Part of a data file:
+ + +

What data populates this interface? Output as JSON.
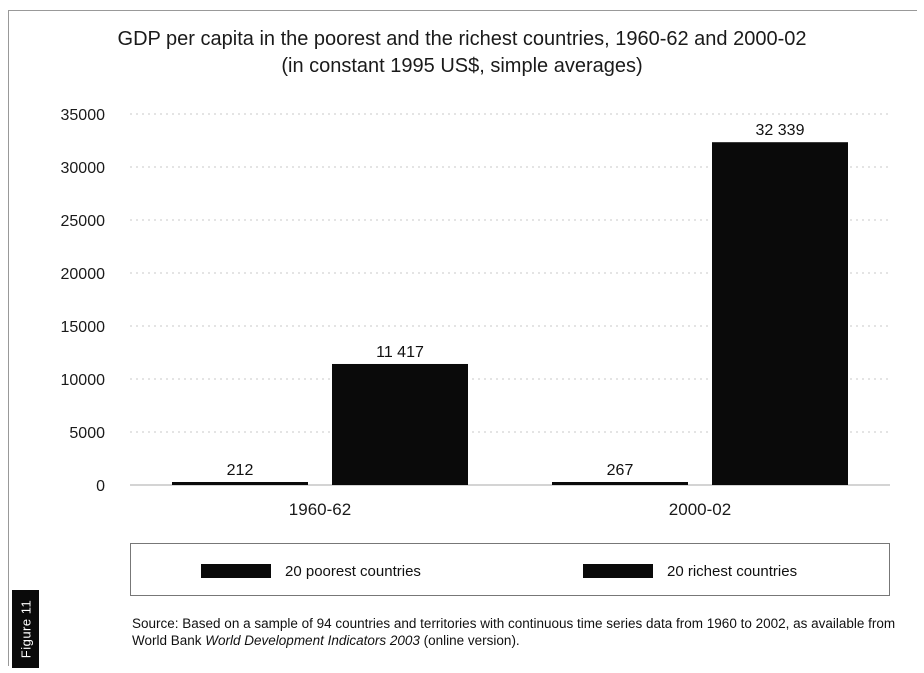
{
  "chart_data": {
    "type": "bar",
    "title": "GDP per capita in the poorest and the richest countries, 1960-62 and 2000-02",
    "subtitle": "(in constant 1995 US$, simple averages)",
    "categories": [
      "1960-62",
      "2000-02"
    ],
    "series": [
      {
        "name": "20 poorest countries",
        "values": [
          212,
          267
        ],
        "labels": [
          "212",
          "267"
        ]
      },
      {
        "name": "20 richest countries",
        "values": [
          11417,
          32339
        ],
        "labels": [
          "11 417",
          "32 339"
        ]
      }
    ],
    "ylim": [
      0,
      35000
    ],
    "yticks": [
      0,
      5000,
      10000,
      15000,
      20000,
      25000,
      30000,
      35000
    ],
    "ytick_labels": [
      "0",
      "5000",
      "10000",
      "15000",
      "20000",
      "25000",
      "30000",
      "35000"
    ],
    "grid": true,
    "legend_position": "bottom",
    "bar_color": "#0a0a0a"
  },
  "source": {
    "prefix": "Source: Based on a sample of 94 countries and territories with continuous time series data from 1960 to 2002, as available from World Bank ",
    "italic": "World Development Indicators 2003",
    "suffix": " (online version)."
  },
  "figure_tab": "Figure 11"
}
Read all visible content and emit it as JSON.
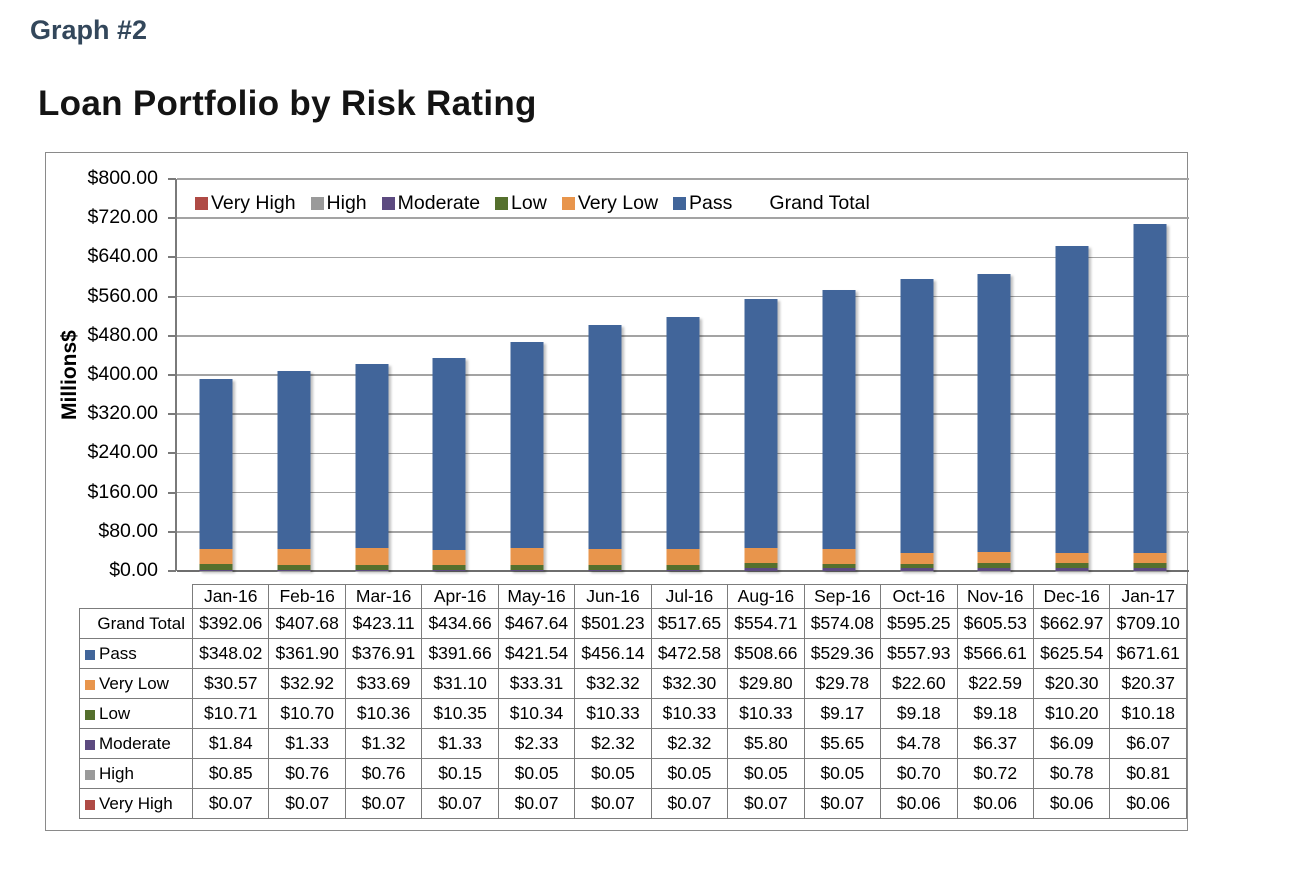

+ + +

# Written problem
Filter lines by "richest" and return each hit.

# Output for this task
    "title": "GDP per capita in the poorest and the richest countries, 1960-62 and 2000-02",
        "name": "20 richest countries",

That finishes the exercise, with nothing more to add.